[Given information]
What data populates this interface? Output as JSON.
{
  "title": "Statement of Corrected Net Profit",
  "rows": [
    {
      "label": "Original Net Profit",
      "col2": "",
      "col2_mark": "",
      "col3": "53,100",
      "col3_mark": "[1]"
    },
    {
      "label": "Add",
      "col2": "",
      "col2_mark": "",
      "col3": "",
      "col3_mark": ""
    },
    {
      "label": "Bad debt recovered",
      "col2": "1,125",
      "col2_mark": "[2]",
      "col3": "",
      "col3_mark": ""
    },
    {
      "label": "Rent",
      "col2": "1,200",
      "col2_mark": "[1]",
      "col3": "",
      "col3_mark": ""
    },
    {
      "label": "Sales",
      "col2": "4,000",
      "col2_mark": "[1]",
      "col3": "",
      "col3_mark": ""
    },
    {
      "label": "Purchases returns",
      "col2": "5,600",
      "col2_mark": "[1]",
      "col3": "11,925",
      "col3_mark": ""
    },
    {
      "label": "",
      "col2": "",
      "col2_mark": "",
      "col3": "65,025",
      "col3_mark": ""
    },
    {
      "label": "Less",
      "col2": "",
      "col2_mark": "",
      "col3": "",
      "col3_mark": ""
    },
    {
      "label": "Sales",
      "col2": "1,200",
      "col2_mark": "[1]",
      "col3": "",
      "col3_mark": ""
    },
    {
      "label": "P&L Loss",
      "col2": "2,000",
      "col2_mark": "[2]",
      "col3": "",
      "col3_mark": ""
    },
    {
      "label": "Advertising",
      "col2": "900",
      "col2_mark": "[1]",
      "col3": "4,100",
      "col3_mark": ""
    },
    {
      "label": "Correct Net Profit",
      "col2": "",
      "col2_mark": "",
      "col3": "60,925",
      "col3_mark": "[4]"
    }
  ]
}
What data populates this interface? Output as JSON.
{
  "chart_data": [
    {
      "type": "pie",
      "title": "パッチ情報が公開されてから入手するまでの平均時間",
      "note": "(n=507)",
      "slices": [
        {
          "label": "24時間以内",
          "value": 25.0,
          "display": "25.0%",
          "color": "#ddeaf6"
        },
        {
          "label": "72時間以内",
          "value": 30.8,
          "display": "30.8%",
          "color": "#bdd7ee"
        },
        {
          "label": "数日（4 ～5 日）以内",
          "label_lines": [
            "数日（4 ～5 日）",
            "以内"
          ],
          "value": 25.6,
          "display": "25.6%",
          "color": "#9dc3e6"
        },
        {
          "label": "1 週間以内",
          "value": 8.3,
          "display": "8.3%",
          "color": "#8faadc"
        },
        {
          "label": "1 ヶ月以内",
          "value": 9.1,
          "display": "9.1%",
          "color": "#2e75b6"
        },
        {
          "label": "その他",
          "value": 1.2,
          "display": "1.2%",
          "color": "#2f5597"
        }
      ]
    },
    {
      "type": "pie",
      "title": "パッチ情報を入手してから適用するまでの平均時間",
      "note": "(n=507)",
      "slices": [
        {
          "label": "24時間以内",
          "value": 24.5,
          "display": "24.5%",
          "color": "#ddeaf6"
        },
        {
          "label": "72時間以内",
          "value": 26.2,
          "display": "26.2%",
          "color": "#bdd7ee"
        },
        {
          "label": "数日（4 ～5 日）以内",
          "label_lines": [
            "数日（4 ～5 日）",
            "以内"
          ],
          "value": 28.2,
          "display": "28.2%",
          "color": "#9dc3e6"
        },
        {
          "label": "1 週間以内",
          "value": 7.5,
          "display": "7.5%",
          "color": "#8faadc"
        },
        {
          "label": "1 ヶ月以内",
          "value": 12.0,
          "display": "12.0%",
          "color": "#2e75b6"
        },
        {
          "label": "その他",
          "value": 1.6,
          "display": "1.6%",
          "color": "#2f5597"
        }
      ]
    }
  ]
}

[The problem] Every record shown above should be written out again exactly.

[Solution to this exercise]
What data populates this interface? Output as JSON.
{
  "title": "Statement of Corrected Net Profit",
  "rows": [
    {
      "label": "Original Net Profit",
      "col2": "",
      "col2_mark": "",
      "col3": "53,100",
      "col3_mark": "[1]"
    },
    {
      "label": "Add",
      "col2": "",
      "col2_mark": "",
      "col3": "",
      "col3_mark": ""
    },
    {
      "label": "Bad debt recovered",
      "col2": "1,125",
      "col2_mark": "[2]",
      "col3": "",
      "col3_mark": ""
    },
    {
      "label": "Rent",
      "col2": "1,200",
      "col2_mark": "[1]",
      "col3": "",
      "col3_mark": ""
    },
    {
      "label": "Sales",
      "col2": "4,000",
      "col2_mark": "[1]",
      "col3": "",
      "col3_mark": ""
    },
    {
      "label": "Purchases returns",
      "col2": "5,600",
      "col2_mark": "[1]",
      "col3": "11,925",
      "col3_mark": ""
    },
    {
      "label": "",
      "col2": "",
      "col2_mark": "",
      "col3": "65,025",
      "col3_mark": ""
    },
    {
      "label": "Less",
      "col2": "",
      "col2_mark": "",
      "col3": "",
      "col3_mark": ""
    },
    {
      "label": "Sales",
      "col2": "1,200",
      "col2_mark": "[1]",
      "col3": "",
      "col3_mark": ""
    },
    {
      "label": "P&L Loss",
      "col2": "2,000",
      "col2_mark": "[2]",
      "col3": "",
      "col3_mark": ""
    },
    {
      "label": "Advertising",
      "col2": "900",
      "col2_mark": "[1]",
      "col3": "4,100",
      "col3_mark": ""
    },
    {
      "label": "Correct Net Profit",
      "col2": "",
      "col2_mark": "",
      "col3": "60,925",
      "col3_mark": "[4]"
    }
  ]
}
What data populates this interface? Output as JSON.
{
  "chart_data": [
    {
      "type": "pie",
      "title": "パッチ情報が公開されてから入手するまでの平均時間",
      "note": "(n=507)",
      "slices": [
        {
          "label": "24時間以内",
          "value": 25.0,
          "display": "25.0%",
          "color": "#ddeaf6"
        },
        {
          "label": "72時間以内",
          "value": 30.8,
          "display": "30.8%",
          "color": "#bdd7ee"
        },
        {
          "label": "数日（4 ～5 日）以内",
          "label_lines": [
            "数日（4 ～5 日）",
            "以内"
          ],
          "value": 25.6,
          "display": "25.6%",
          "color": "#9dc3e6"
        },
        {
          "label": "1 週間以内",
          "value": 8.3,
          "display": "8.3%",
          "color": "#8faadc"
        },
        {
          "label": "1 ヶ月以内",
          "value": 9.1,
          "display": "9.1%",
          "color": "#2e75b6"
        },
        {
          "label": "その他",
          "value": 1.2,
          "display": "1.2%",
          "color": "#2f5597"
        }
      ]
    },
    {
      "type": "pie",
      "title": "パッチ情報を入手してから適用するまでの平均時間",
      "note": "(n=507)",
      "slices": [
        {
          "label": "24時間以内",
          "value": 24.5,
          "display": "24.5%",
          "color": "#ddeaf6"
        },
        {
          "label": "72時間以内",
          "value": 26.2,
          "display": "26.2%",
          "color": "#bdd7ee"
        },
        {
          "label": "数日（4 ～5 日）以内",
          "label_lines": [
            "数日（4 ～5 日）",
            "以内"
          ],
          "value": 28.2,
          "display": "28.2%",
          "color": "#9dc3e6"
        },
        {
          "label": "1 週間以内",
          "value": 7.5,
          "display": "7.5%",
          "color": "#8faadc"
        },
        {
          "label": "1 ヶ月以内",
          "value": 12.0,
          "display": "12.0%",
          "color": "#2e75b6"
        },
        {
          "label": "その他",
          "value": 1.6,
          "display": "1.6%",
          "color": "#2f5597"
        }
      ]
    }
  ]
}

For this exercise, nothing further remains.